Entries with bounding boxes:
--------------------------------------------------

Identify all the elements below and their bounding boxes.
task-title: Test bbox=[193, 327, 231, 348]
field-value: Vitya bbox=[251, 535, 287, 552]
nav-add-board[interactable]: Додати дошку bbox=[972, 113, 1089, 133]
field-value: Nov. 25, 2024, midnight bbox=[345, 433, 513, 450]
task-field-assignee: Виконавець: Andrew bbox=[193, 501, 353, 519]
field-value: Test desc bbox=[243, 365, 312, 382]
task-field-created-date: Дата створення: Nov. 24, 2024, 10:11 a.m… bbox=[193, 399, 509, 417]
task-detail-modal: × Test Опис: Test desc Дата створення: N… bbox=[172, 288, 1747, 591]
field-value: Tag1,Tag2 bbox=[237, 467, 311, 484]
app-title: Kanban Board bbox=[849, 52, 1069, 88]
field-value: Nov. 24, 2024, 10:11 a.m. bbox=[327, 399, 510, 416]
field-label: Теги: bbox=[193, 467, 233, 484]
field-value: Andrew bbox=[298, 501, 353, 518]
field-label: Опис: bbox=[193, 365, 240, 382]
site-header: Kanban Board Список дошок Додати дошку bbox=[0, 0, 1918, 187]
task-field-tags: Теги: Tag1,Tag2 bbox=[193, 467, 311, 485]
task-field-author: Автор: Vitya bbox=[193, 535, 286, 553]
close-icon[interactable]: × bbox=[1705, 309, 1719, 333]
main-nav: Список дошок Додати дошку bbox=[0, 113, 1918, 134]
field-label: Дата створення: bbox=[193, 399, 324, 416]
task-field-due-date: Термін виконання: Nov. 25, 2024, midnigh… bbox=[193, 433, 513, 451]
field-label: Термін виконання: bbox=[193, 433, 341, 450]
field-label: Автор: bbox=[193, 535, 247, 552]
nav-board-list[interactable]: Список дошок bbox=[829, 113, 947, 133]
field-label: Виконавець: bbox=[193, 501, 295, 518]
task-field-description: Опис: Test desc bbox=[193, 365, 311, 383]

--------------------------------------------------

TASK REQUIREMENTS — Copy every line of the entries above verbatim, with no changes at all.

TASK OUTPUT —
Identify all the elements below and their bounding boxes.
task-title: Test bbox=[193, 327, 231, 348]
field-value: Vitya bbox=[251, 535, 287, 552]
nav-add-board[interactable]: Додати дошку bbox=[972, 113, 1089, 133]
field-value: Nov. 25, 2024, midnight bbox=[345, 433, 513, 450]
task-field-assignee: Виконавець: Andrew bbox=[193, 501, 353, 519]
field-value: Test desc bbox=[243, 365, 312, 382]
task-field-created-date: Дата створення: Nov. 24, 2024, 10:11 a.m… bbox=[193, 399, 509, 417]
task-detail-modal: × Test Опис: Test desc Дата створення: N… bbox=[172, 288, 1747, 591]
field-value: Tag1,Tag2 bbox=[237, 467, 311, 484]
app-title: Kanban Board bbox=[849, 52, 1069, 88]
field-value: Nov. 24, 2024, 10:11 a.m. bbox=[327, 399, 510, 416]
field-label: Теги: bbox=[193, 467, 233, 484]
field-value: Andrew bbox=[298, 501, 353, 518]
field-label: Опис: bbox=[193, 365, 240, 382]
site-header: Kanban Board Список дошок Додати дошку bbox=[0, 0, 1918, 187]
task-field-tags: Теги: Tag1,Tag2 bbox=[193, 467, 311, 485]
task-field-author: Автор: Vitya bbox=[193, 535, 286, 553]
close-icon[interactable]: × bbox=[1705, 309, 1719, 333]
main-nav: Список дошок Додати дошку bbox=[0, 113, 1918, 134]
field-label: Дата створення: bbox=[193, 399, 324, 416]
task-field-due-date: Термін виконання: Nov. 25, 2024, midnigh… bbox=[193, 433, 513, 451]
field-label: Термін виконання: bbox=[193, 433, 341, 450]
field-label: Автор: bbox=[193, 535, 247, 552]
nav-board-list[interactable]: Список дошок bbox=[829, 113, 947, 133]
field-label: Виконавець: bbox=[193, 501, 295, 518]
task-field-description: Опис: Test desc bbox=[193, 365, 311, 383]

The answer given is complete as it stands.